## MATERIAL PROVIDED:
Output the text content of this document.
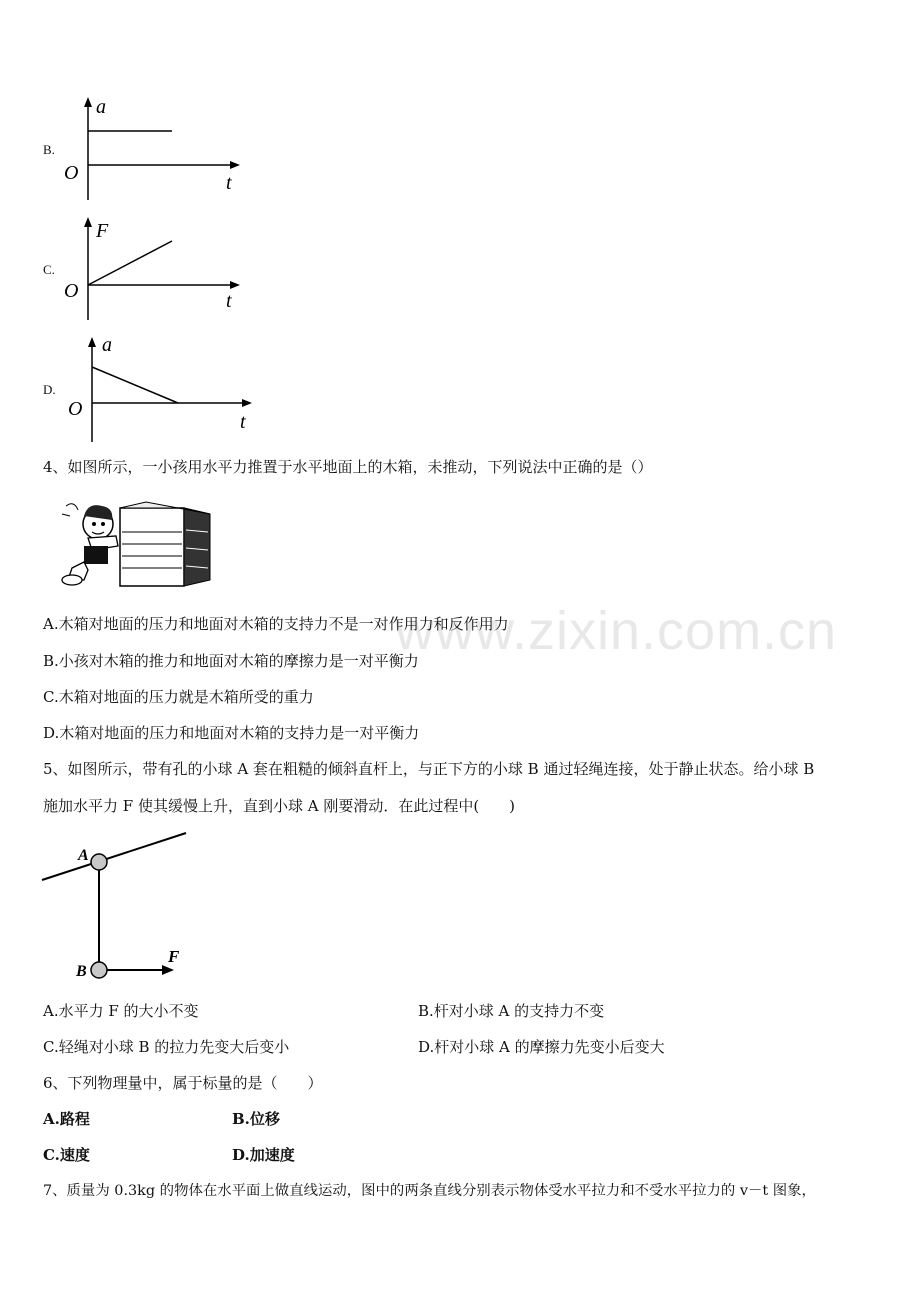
www.zixin.com.cn
B.
a
O	t
C.
F
O	t
D.
a
O
t
4、如图所示，一小孩用水平力推置于水平地面上的木箱，未推动，下列说法中正确的是（）
A.木箱对地面的压力和地面对木箱的支持力不是一对作用力和反作用力
B.小孩对木箱的推力和地面对木箱的摩擦力是一对平衡力
C.木箱对地面的压力就是木箱所受的重力
D.木箱对地面的压力和地面对木箱的支持力是一对平衡力
5、如图所示，带有孔的小球 A 套在粗糙的倾斜直杆上，与正下方的小球 B 通过轻绳连接，处于静止状态。给小球 B
施加水平力 F 使其缓慢上升，直到小球 A 刚要滑动．在此过程中(　　)
A
B
F
A.水平力 F 的大小不变	B.杆对小球 A 的支持力不变
C.轻绳对小球 B 的拉力先变大后变小	D.杆对小球 A 的摩擦力先变小后变大
6、下列物理量中，属于标量的是（　　）
A.路程	B.位移
C.速度	D.加速度
7、质量为 0.3kg 的物体在水平面上做直线运动，图中的两条直线分别表示物体受水平拉力和不受水平拉力的 v－t 图象，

## AIM:
Work through the listing above and report how many lines include the string "杆对小球", with no other text.

## PROBLEM SOLUTION:
2